# [GIVEN REQUEST]
Read the records and gather each line that includes "велми".

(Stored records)
○ ○ ○ ○ ○

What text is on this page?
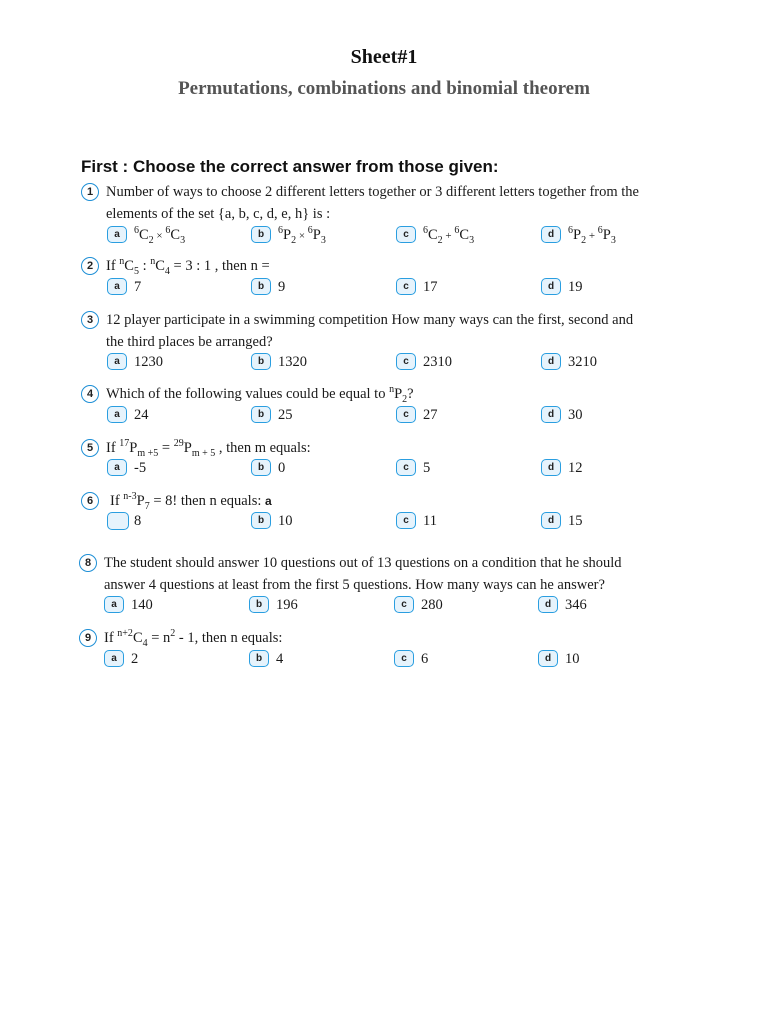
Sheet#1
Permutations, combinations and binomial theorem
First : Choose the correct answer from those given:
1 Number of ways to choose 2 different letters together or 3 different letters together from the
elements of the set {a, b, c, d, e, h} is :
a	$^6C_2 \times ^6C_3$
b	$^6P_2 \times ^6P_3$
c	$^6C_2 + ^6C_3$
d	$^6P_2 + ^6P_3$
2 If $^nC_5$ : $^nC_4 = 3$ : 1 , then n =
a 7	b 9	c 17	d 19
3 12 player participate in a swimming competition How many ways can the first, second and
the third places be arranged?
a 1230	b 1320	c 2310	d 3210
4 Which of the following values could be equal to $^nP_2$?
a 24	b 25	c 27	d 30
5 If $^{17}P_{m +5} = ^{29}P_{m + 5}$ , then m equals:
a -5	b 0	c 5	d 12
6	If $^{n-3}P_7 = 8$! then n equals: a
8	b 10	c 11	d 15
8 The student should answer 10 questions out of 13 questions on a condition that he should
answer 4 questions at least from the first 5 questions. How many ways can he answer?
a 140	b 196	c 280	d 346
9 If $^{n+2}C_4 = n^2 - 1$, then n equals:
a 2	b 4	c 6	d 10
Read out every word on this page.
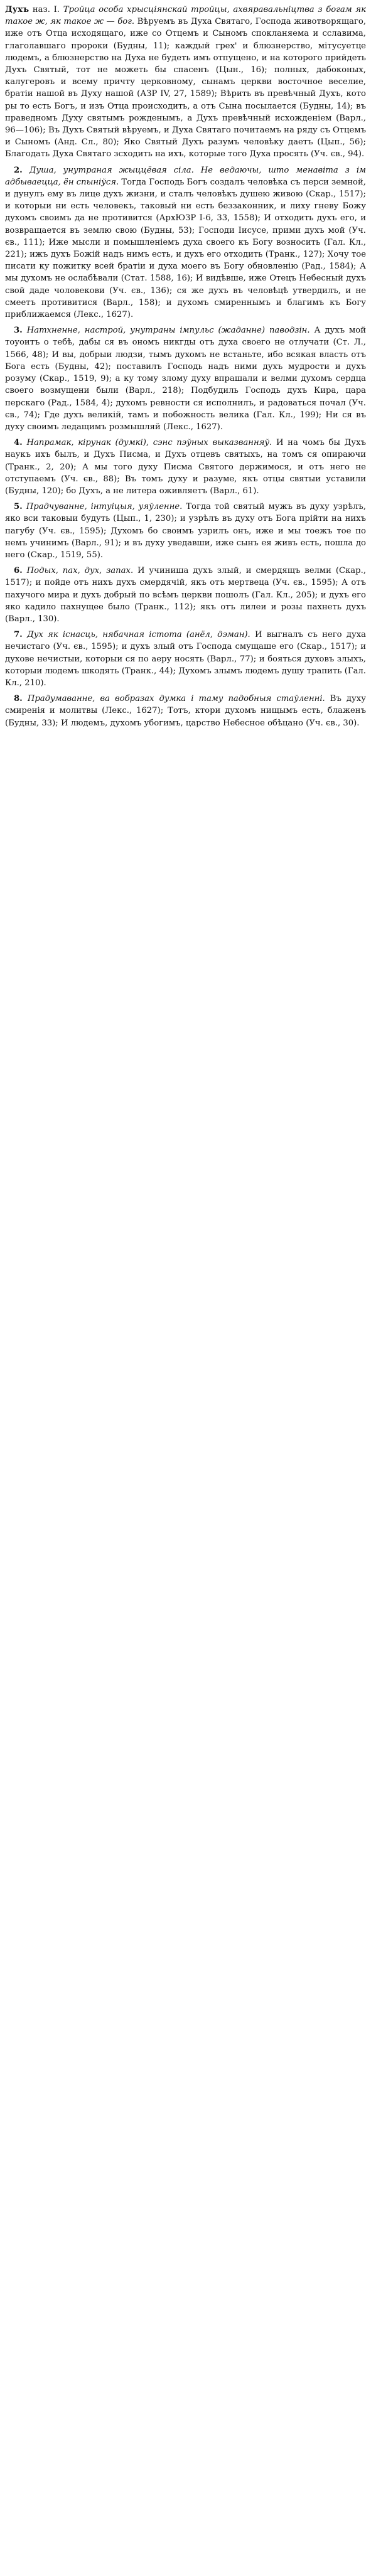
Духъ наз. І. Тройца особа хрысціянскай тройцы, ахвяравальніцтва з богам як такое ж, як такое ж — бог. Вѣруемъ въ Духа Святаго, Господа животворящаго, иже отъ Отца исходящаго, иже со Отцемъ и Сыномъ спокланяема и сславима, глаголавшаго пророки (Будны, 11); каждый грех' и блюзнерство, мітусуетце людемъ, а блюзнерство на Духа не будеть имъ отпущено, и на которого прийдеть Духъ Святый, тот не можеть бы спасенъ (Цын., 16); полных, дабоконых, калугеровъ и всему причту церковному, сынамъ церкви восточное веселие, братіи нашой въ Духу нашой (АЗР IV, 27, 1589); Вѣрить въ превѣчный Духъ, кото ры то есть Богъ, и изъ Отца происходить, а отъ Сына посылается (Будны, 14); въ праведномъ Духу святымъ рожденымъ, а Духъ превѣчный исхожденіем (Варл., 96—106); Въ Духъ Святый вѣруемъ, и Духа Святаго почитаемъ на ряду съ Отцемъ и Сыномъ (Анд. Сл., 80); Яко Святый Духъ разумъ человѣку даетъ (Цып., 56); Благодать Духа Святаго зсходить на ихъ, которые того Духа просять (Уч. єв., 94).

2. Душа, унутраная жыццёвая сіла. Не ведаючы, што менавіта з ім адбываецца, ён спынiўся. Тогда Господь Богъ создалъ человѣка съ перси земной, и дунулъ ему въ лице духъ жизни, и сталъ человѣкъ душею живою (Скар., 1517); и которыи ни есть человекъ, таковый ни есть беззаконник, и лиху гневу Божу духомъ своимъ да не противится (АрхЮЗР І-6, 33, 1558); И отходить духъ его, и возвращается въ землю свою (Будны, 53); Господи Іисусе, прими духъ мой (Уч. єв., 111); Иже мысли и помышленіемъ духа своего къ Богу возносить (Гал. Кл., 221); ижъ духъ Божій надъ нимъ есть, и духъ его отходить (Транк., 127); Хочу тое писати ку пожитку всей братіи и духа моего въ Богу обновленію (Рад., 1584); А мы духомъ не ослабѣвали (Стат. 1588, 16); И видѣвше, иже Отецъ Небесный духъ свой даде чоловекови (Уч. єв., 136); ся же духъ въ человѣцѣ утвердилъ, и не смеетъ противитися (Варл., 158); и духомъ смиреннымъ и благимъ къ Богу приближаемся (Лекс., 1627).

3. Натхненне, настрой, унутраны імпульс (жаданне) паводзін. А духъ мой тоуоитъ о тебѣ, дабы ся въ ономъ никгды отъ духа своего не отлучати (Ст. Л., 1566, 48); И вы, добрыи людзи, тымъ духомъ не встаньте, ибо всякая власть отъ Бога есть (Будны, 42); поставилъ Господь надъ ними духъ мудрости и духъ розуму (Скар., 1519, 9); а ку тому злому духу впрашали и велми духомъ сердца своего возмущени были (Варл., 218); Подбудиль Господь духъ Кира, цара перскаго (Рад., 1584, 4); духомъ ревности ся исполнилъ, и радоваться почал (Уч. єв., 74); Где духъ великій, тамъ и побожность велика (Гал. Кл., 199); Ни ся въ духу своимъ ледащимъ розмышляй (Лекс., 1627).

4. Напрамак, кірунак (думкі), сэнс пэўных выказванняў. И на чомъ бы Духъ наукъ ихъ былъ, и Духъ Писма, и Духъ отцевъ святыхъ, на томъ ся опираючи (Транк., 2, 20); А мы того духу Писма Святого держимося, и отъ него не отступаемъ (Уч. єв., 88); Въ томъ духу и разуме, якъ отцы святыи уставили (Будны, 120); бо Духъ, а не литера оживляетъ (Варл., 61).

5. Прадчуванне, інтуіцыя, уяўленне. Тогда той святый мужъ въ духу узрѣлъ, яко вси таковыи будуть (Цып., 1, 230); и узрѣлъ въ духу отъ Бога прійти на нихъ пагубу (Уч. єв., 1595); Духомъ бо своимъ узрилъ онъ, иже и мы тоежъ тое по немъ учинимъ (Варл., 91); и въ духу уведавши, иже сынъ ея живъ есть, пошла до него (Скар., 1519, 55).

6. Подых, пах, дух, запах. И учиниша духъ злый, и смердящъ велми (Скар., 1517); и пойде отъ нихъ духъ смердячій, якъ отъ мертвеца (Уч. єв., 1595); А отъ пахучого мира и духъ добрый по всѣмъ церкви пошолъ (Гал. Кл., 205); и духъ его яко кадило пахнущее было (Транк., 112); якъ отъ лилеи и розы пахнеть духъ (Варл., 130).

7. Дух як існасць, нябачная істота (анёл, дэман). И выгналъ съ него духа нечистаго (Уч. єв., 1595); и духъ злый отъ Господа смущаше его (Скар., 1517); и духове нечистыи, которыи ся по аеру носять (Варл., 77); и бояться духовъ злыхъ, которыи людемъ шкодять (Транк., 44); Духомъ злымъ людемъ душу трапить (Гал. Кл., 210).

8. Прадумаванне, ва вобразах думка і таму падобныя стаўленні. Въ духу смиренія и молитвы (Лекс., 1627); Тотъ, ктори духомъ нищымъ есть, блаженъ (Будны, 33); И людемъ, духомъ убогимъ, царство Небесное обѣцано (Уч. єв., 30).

○ ○ ○ ○ ○

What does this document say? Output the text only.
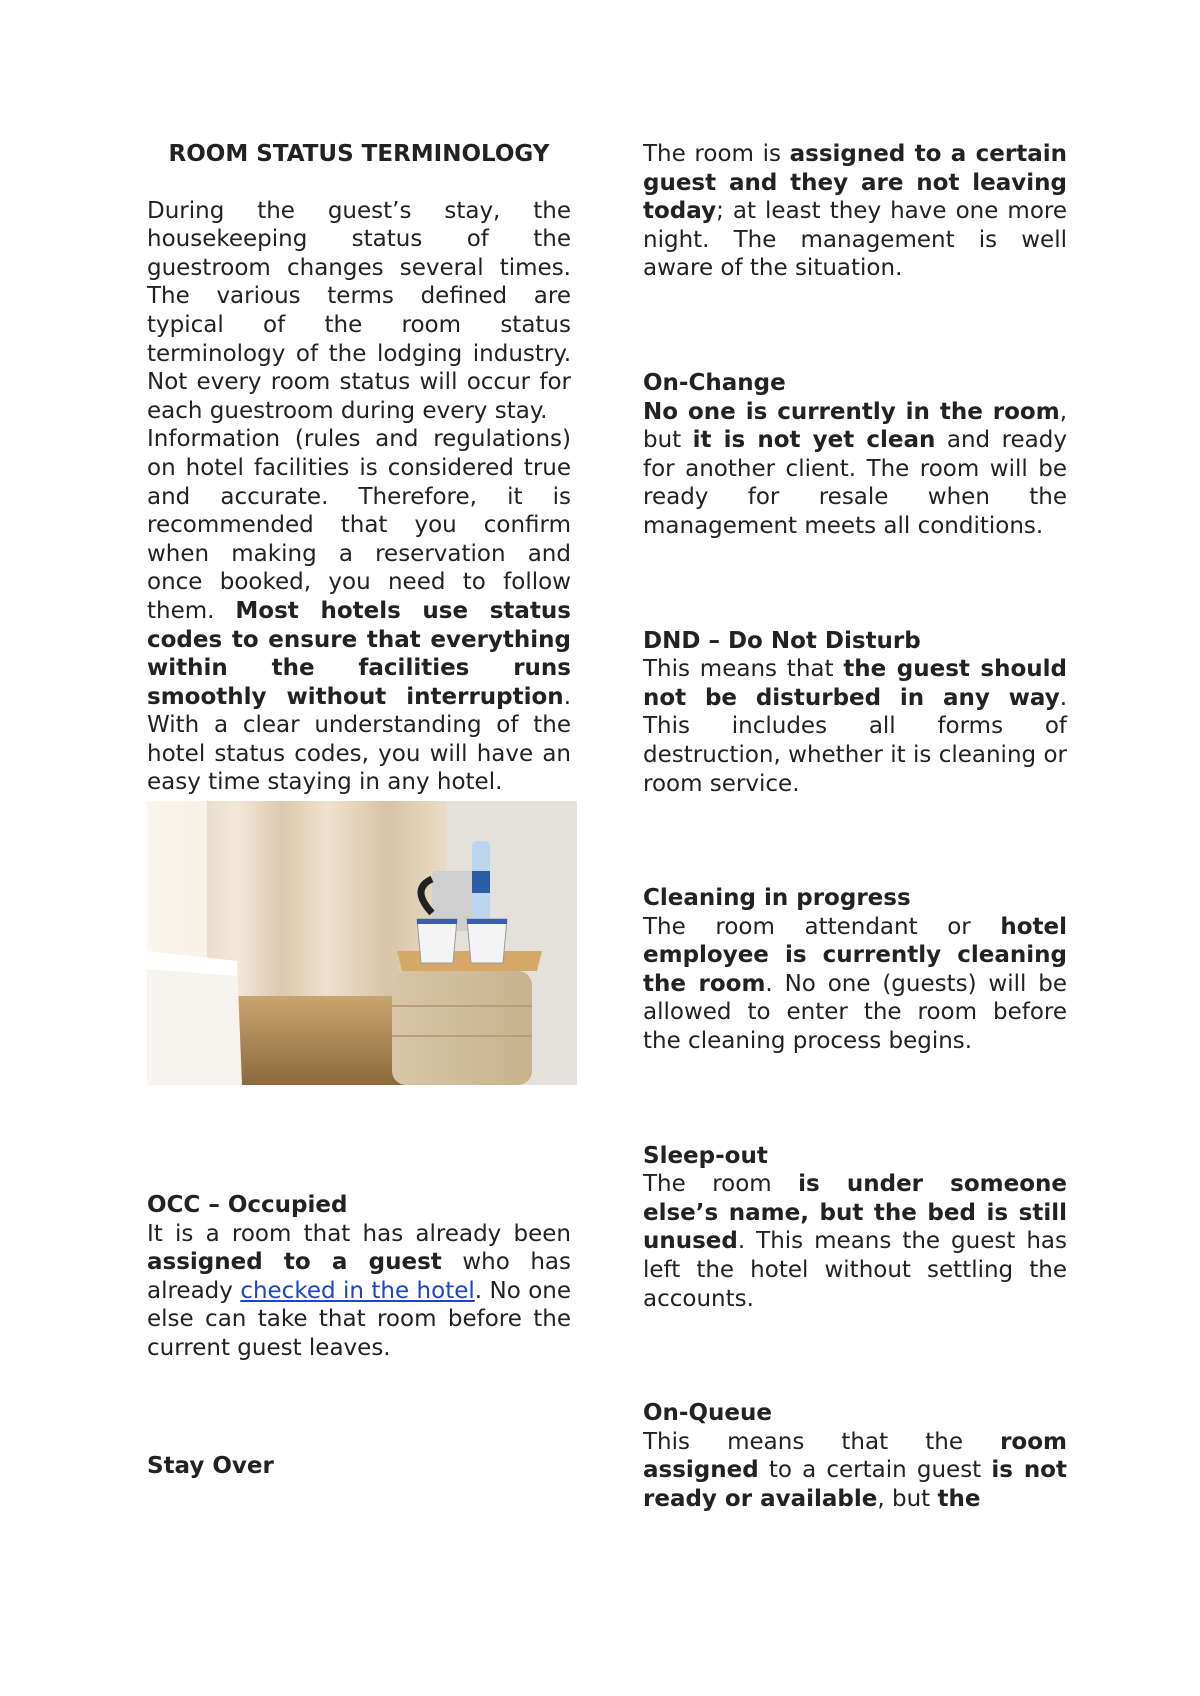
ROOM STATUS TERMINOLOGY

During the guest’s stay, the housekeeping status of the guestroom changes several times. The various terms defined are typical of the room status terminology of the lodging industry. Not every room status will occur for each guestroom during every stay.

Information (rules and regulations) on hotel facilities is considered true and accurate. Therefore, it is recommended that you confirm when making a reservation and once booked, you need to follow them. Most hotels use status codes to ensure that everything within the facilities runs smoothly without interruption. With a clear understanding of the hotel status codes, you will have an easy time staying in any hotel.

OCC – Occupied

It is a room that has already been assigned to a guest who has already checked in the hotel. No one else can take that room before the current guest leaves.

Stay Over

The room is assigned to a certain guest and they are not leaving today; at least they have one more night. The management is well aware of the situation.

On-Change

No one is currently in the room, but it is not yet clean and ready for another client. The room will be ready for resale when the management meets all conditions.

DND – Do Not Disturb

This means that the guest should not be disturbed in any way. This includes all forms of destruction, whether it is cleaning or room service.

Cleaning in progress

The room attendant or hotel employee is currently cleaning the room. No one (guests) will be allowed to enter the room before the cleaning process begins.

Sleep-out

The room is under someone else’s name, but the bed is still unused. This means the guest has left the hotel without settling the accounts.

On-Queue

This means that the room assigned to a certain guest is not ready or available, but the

○ ○ ○ ○ ○

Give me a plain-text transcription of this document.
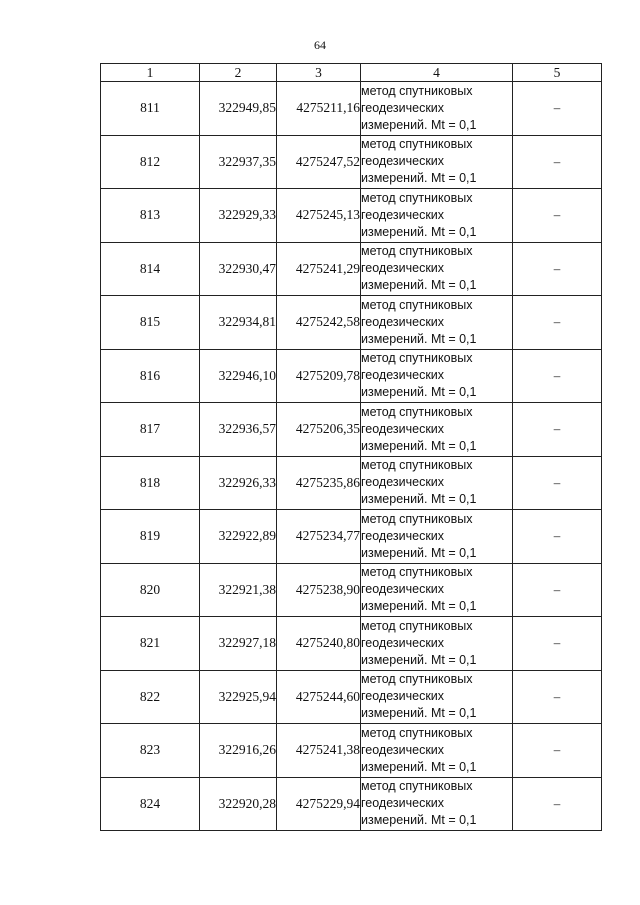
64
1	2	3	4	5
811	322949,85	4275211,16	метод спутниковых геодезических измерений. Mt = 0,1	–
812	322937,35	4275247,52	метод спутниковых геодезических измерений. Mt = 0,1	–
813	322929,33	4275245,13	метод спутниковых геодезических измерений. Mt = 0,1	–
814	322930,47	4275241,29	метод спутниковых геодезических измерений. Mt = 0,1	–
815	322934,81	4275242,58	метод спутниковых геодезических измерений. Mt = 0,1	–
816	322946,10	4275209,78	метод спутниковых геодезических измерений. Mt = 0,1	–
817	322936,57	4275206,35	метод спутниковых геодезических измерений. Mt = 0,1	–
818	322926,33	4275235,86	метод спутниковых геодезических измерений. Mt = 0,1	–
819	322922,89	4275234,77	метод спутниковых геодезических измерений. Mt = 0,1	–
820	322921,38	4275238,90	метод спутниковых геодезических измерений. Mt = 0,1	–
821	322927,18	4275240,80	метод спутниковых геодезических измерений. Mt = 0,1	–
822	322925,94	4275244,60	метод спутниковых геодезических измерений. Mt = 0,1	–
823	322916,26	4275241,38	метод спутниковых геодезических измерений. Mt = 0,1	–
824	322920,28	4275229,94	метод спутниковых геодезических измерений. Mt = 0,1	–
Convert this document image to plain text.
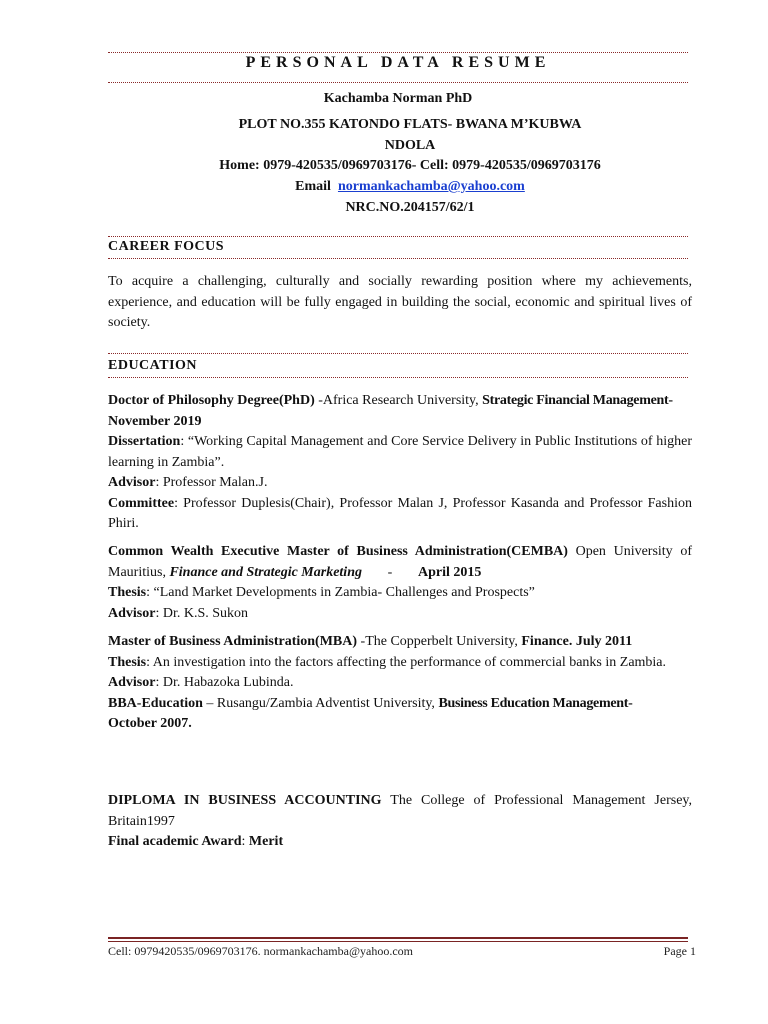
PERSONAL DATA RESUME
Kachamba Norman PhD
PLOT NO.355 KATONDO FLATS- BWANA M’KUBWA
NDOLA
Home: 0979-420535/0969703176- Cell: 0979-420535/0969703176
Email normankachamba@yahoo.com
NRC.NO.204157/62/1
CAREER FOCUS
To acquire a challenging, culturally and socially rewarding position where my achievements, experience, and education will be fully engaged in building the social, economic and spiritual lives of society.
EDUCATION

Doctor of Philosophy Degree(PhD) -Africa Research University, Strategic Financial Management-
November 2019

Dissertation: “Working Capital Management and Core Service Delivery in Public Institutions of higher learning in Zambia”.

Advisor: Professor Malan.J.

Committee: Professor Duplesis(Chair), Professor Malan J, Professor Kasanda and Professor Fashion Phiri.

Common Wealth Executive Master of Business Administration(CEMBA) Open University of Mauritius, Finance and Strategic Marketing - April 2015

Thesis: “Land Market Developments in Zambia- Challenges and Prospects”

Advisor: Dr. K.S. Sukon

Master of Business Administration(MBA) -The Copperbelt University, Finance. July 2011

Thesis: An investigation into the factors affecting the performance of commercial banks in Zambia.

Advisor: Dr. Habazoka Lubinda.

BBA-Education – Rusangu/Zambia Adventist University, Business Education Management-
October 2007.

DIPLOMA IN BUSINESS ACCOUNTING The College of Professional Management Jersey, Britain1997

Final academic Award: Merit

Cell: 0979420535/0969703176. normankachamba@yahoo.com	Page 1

○ ○ ○ ○ ○

# [TASK SOLUTION]
3. Натхненне, настрой, унутраны імпульс (жаданне) паводзін. А духъ мой тоуоитъ о тебѣ, дабы ся въ ономъ никгды отъ духа своего не отлучати (Ст. Л., 1566, 48); И вы, добрыи людзи, тымъ духомъ не встаньте, ибо всякая власть отъ Бога есть (Будны, 42); поставилъ Господь надъ ними духъ мудрости и духъ розуму (Скар., 1519, 9); а ку тому злому духу впрашали и велми духомъ сердца своего возмущени были (Варл., 218); Подбудиль Господь духъ Кира, цара перскаго (Рад., 1584, 4); духомъ ревности ся исполнилъ, и радоваться почал (Уч. єв., 74); Где духъ великій, тамъ и побожность велика (Гал. Кл., 199); Ни ся въ духу своимъ ледащимъ розмышляй (Лекс., 1627).
6. Подых, пах, дух, запах. И учиниша духъ злый, и смердящъ велми (Скар., 1517); и пойде отъ нихъ духъ смердячій, якъ отъ мертвеца (Уч. єв., 1595); А отъ пахучого мира и духъ добрый по всѣмъ церкви пошолъ (Гал. Кл., 205); и духъ его яко кадило пахнущее было (Транк., 112); якъ отъ лилеи и розы пахнеть духъ (Варл., 130).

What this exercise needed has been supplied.